__OBJECTIVE__: Repeat the records in full and exactly, omitting pictures.

(Records about charts and figures)

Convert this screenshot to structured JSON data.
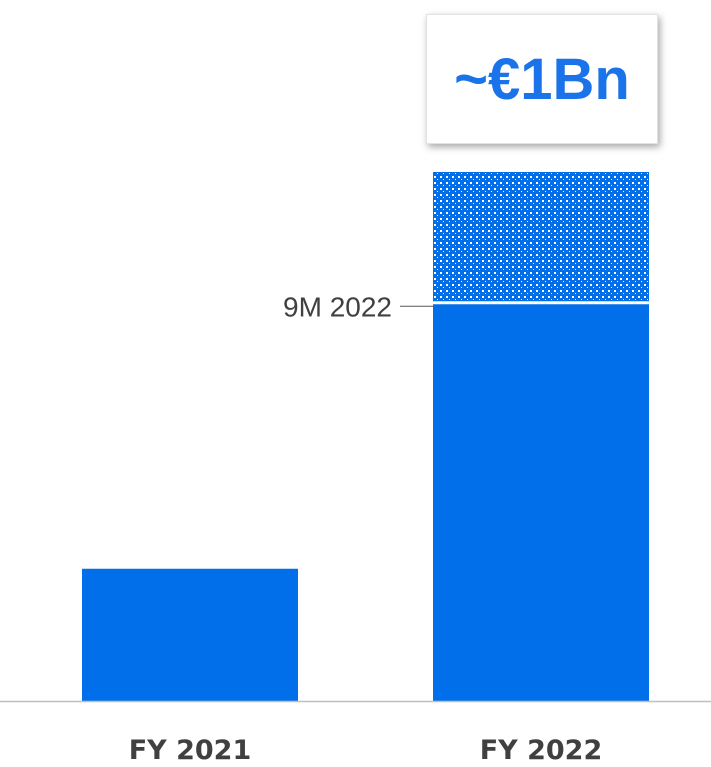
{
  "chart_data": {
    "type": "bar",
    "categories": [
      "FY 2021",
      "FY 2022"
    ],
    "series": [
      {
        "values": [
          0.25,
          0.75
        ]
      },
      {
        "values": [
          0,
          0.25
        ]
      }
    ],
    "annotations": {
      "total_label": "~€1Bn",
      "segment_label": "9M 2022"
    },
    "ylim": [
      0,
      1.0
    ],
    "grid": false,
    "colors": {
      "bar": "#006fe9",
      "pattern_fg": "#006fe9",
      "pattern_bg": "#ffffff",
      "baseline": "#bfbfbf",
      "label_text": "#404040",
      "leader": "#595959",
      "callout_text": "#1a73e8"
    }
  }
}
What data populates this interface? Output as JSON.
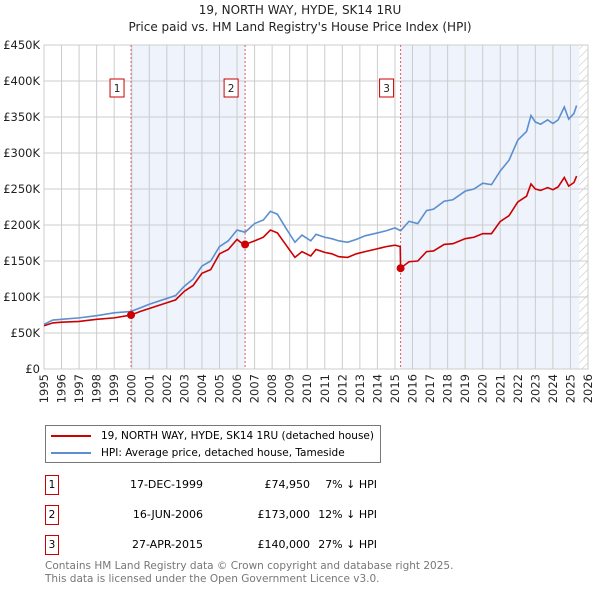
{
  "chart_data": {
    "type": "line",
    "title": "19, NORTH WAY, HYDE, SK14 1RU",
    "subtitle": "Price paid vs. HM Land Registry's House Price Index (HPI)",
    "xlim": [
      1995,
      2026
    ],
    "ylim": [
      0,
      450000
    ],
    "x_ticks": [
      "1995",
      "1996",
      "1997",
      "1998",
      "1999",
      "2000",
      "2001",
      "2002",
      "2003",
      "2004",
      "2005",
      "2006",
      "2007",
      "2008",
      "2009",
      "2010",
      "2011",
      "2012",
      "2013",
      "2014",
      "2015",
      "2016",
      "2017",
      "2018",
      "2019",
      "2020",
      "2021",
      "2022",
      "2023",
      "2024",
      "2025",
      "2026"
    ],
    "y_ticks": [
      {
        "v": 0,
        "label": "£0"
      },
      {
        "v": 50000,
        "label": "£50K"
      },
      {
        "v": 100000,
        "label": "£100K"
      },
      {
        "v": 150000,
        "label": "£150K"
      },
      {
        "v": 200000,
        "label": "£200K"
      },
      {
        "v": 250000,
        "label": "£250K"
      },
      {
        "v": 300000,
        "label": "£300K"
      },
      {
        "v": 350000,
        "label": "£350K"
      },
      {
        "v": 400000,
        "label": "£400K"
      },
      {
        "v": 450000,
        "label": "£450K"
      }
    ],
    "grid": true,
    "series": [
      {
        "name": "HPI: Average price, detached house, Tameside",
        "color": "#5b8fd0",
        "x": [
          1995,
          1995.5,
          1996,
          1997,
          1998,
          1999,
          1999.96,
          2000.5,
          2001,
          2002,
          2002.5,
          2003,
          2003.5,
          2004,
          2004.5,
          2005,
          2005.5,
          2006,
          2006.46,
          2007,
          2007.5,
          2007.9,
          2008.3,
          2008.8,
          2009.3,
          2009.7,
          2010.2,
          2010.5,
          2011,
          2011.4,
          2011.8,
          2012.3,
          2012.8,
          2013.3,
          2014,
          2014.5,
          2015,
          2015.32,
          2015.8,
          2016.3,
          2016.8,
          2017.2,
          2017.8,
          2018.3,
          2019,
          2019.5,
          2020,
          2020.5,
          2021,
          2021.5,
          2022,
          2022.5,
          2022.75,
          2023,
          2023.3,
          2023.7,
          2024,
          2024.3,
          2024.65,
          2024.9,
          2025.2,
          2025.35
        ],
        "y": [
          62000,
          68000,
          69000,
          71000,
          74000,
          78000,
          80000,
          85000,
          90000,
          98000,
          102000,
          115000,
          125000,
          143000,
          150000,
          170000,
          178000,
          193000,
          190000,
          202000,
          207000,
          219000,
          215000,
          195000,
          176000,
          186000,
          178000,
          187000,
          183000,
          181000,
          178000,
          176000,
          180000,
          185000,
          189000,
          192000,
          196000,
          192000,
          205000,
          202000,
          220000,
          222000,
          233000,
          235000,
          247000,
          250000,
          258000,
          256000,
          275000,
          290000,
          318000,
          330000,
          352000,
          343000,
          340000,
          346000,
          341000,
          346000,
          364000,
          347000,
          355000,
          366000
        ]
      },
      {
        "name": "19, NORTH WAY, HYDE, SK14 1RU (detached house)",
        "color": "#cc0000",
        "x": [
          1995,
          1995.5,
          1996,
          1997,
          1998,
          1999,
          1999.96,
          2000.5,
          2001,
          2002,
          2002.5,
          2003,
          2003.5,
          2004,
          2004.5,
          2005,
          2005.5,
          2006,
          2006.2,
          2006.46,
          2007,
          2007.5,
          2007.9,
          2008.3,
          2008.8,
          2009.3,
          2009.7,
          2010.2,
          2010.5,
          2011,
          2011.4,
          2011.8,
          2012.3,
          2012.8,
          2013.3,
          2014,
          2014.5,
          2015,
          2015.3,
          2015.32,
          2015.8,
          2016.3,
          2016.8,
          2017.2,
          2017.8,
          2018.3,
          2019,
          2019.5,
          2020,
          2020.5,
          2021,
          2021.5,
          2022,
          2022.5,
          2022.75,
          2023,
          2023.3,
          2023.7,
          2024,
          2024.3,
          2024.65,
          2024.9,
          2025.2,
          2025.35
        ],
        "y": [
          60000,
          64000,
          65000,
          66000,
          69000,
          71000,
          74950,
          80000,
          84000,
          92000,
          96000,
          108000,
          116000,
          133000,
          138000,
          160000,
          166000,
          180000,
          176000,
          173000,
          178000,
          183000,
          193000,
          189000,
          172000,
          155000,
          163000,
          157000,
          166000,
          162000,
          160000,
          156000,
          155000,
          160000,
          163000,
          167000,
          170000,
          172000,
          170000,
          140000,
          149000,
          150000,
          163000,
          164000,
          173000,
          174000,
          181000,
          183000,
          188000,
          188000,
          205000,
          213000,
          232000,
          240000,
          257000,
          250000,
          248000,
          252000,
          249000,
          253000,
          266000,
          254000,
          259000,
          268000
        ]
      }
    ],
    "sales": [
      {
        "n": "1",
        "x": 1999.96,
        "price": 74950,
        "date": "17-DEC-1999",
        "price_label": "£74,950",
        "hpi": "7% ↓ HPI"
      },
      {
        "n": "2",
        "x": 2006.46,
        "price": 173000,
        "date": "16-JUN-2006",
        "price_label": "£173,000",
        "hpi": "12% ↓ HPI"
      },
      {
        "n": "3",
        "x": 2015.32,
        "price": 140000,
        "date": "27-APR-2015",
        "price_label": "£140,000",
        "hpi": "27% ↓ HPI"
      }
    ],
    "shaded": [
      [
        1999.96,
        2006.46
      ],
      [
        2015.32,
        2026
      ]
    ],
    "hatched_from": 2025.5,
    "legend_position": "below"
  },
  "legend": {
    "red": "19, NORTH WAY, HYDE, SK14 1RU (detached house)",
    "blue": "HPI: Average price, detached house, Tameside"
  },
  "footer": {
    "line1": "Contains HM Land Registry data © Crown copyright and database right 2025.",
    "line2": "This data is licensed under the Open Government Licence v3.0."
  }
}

__SOLVED EXERCISE__:
Convert this screenshot to structured JSON data.
{
  "chart_data": {
    "type": "bar",
    "categories": [
      "FY 2021",
      "FY 2022"
    ],
    "series": [
      {
        "values": [
          0.25,
          0.75
        ]
      },
      {
        "values": [
          0,
          0.25
        ]
      }
    ],
    "annotations": {
      "total_label": "~€1Bn",
      "segment_label": "9M 2022"
    },
    "ylim": [
      0,
      1.0
    ],
    "grid": false,
    "colors": {
      "bar": "#006fe9",
      "pattern_fg": "#006fe9",
      "pattern_bg": "#ffffff",
      "baseline": "#bfbfbf",
      "label_text": "#404040",
      "leader": "#595959",
      "callout_text": "#1a73e8"
    }
  }
}
What data populates this interface? Output as JSON.
{
  "chart_data": {
    "type": "line",
    "title": "19, NORTH WAY, HYDE, SK14 1RU",
    "subtitle": "Price paid vs. HM Land Registry's House Price Index (HPI)",
    "xlim": [
      1995,
      2026
    ],
    "ylim": [
      0,
      450000
    ],
    "x_ticks": [
      "1995",
      "1996",
      "1997",
      "1998",
      "1999",
      "2000",
      "2001",
      "2002",
      "2003",
      "2004",
      "2005",
      "2006",
      "2007",
      "2008",
      "2009",
      "2010",
      "2011",
      "2012",
      "2013",
      "2014",
      "2015",
      "2016",
      "2017",
      "2018",
      "2019",
      "2020",
      "2021",
      "2022",
      "2023",
      "2024",
      "2025",
      "2026"
    ],
    "y_ticks": [
      {
        "v": 0,
        "label": "£0"
      },
      {
        "v": 50000,
        "label": "£50K"
      },
      {
        "v": 100000,
        "label": "£100K"
      },
      {
        "v": 150000,
        "label": "£150K"
      },
      {
        "v": 200000,
        "label": "£200K"
      },
      {
        "v": 250000,
        "label": "£250K"
      },
      {
        "v": 300000,
        "label": "£300K"
      },
      {
        "v": 350000,
        "label": "£350K"
      },
      {
        "v": 400000,
        "label": "£400K"
      },
      {
        "v": 450000,
        "label": "£450K"
      }
    ],
    "grid": true,
    "series": [
      {
        "name": "HPI: Average price, detached house, Tameside",
        "color": "#5b8fd0",
        "x": [
          1995,
          1995.5,
          1996,
          1997,
          1998,
          1999,
          1999.96,
          2000.5,
          2001,
          2002,
          2002.5,
          2003,
          2003.5,
          2004,
          2004.5,
          2005,
          2005.5,
          2006,
          2006.46,
          2007,
          2007.5,
          2007.9,
          2008.3,
          2008.8,
          2009.3,
          2009.7,
          2010.2,
          2010.5,
          2011,
          2011.4,
          2011.8,
          2012.3,
          2012.8,
          2013.3,
          2014,
          2014.5,
          2015,
          2015.32,
          2015.8,
          2016.3,
          2016.8,
          2017.2,
          2017.8,
          2018.3,
          2019,
          2019.5,
          2020,
          2020.5,
          2021,
          2021.5,
          2022,
          2022.5,
          2022.75,
          2023,
          2023.3,
          2023.7,
          2024,
          2024.3,
          2024.65,
          2024.9,
          2025.2,
          2025.35
        ],
        "y": [
          62000,
          68000,
          69000,
          71000,
          74000,
          78000,
          80000,
          85000,
          90000,
          98000,
          102000,
          115000,
          125000,
          143000,
          150000,
          170000,
          178000,
          193000,
          190000,
          202000,
          207000,
          219000,
          215000,
          195000,
          176000,
          186000,
          178000,
          187000,
          183000,
          181000,
          178000,
          176000,
          180000,
          185000,
          189000,
          192000,
          196000,
          192000,
          205000,
          202000,
          220000,
          222000,
          233000,
          235000,
          247000,
          250000,
          258000,
          256000,
          275000,
          290000,
          318000,
          330000,
          352000,
          343000,
          340000,
          346000,
          341000,
          346000,
          364000,
          347000,
          355000,
          366000
        ]
      },
      {
        "name": "19, NORTH WAY, HYDE, SK14 1RU (detached house)",
        "color": "#cc0000",
        "x": [
          1995,
          1995.5,
          1996,
          1997,
          1998,
          1999,
          1999.96,
          2000.5,
          2001,
          2002,
          2002.5,
          2003,
          2003.5,
          2004,
          2004.5,
          2005,
          2005.5,
          2006,
          2006.2,
          2006.46,
          2007,
          2007.5,
          2007.9,
          2008.3,
          2008.8,
          2009.3,
          2009.7,
          2010.2,
          2010.5,
          2011,
          2011.4,
          2011.8,
          2012.3,
          2012.8,
          2013.3,
          2014,
          2014.5,
          2015,
          2015.3,
          2015.32,
          2015.8,
          2016.3,
          2016.8,
          2017.2,
          2017.8,
          2018.3,
          2019,
          2019.5,
          2020,
          2020.5,
          2021,
          2021.5,
          2022,
          2022.5,
          2022.75,
          2023,
          2023.3,
          2023.7,
          2024,
          2024.3,
          2024.65,
          2024.9,
          2025.2,
          2025.35
        ],
        "y": [
          60000,
          64000,
          65000,
          66000,
          69000,
          71000,
          74950,
          80000,
          84000,
          92000,
          96000,
          108000,
          116000,
          133000,
          138000,
          160000,
          166000,
          180000,
          176000,
          173000,
          178000,
          183000,
          193000,
          189000,
          172000,
          155000,
          163000,
          157000,
          166000,
          162000,
          160000,
          156000,
          155000,
          160000,
          163000,
          167000,
          170000,
          172000,
          170000,
          140000,
          149000,
          150000,
          163000,
          164000,
          173000,
          174000,
          181000,
          183000,
          188000,
          188000,
          205000,
          213000,
          232000,
          240000,
          257000,
          250000,
          248000,
          252000,
          249000,
          253000,
          266000,
          254000,
          259000,
          268000
        ]
      }
    ],
    "sales": [
      {
        "n": "1",
        "x": 1999.96,
        "price": 74950,
        "date": "17-DEC-1999",
        "price_label": "£74,950",
        "hpi": "7% ↓ HPI"
      },
      {
        "n": "2",
        "x": 2006.46,
        "price": 173000,
        "date": "16-JUN-2006",
        "price_label": "£173,000",
        "hpi": "12% ↓ HPI"
      },
      {
        "n": "3",
        "x": 2015.32,
        "price": 140000,
        "date": "27-APR-2015",
        "price_label": "£140,000",
        "hpi": "27% ↓ HPI"
      }
    ],
    "shaded": [
      [
        1999.96,
        2006.46
      ],
      [
        2015.32,
        2026
      ]
    ],
    "hatched_from": 2025.5,
    "legend_position": "below"
  },
  "legend": {
    "red": "19, NORTH WAY, HYDE, SK14 1RU (detached house)",
    "blue": "HPI: Average price, detached house, Tameside"
  },
  "footer": {
    "line1": "Contains HM Land Registry data © Crown copyright and database right 2025.",
    "line2": "This data is licensed under the Open Government Licence v3.0."
  }
}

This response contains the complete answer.